-- start of Data supplied --
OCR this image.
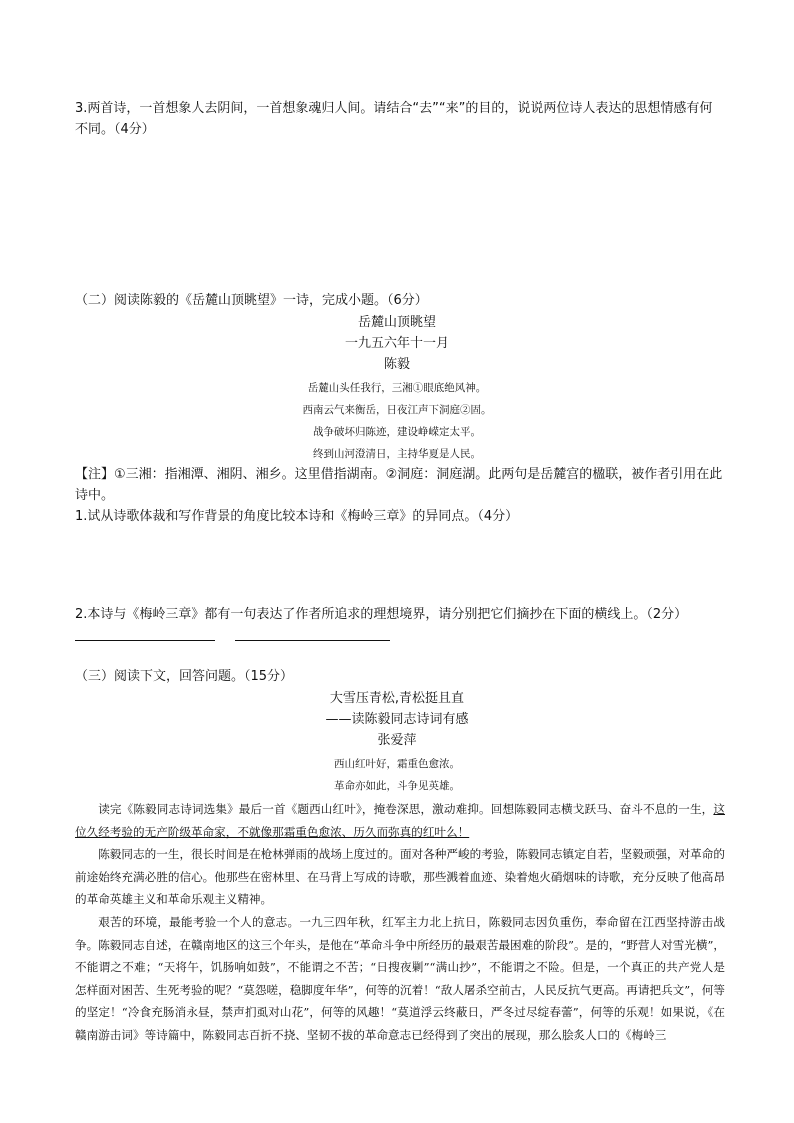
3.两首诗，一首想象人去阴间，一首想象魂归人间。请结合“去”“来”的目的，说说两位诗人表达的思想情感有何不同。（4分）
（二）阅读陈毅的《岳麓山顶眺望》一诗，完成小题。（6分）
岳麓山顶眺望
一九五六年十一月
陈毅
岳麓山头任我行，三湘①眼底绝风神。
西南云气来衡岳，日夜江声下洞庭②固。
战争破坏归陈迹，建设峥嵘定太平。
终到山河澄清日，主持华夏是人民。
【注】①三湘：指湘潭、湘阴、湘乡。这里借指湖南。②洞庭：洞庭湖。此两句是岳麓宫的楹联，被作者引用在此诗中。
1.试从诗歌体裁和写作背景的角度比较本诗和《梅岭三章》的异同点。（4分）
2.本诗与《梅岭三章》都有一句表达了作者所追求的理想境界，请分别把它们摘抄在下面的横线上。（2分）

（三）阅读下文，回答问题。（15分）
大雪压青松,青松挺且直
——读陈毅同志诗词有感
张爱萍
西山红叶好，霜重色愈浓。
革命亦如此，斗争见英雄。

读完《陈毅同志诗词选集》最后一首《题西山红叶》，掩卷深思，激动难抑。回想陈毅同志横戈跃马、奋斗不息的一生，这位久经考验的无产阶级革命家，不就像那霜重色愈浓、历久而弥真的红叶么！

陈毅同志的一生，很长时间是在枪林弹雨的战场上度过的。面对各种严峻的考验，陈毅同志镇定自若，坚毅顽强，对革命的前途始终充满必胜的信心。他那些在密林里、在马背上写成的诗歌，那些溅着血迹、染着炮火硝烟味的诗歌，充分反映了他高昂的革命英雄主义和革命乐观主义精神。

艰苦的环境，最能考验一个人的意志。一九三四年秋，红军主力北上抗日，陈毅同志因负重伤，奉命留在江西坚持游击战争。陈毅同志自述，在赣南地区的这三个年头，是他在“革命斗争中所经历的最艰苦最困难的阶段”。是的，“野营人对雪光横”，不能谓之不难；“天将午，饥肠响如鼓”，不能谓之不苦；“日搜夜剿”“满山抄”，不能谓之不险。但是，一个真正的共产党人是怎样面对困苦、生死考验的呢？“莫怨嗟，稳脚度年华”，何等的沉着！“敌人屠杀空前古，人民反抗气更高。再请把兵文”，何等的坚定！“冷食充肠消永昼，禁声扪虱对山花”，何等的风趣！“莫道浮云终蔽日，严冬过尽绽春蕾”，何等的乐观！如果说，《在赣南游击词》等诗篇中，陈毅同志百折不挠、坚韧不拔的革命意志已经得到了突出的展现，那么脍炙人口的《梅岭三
-- end of Data supplied --
* [Exercise directions]:
Return all lines of the material above in which the word "梅岭三章" occurs.

* [Solution to this exercise]:
1.试从诗歌体裁和写作背景的角度比较本诗和《梅岭三章》的异同点。（4分）
2.本诗与《梅岭三章》都有一句表达了作者所追求的理想境界，请分别把它们摘抄在下面的横线上。（2分）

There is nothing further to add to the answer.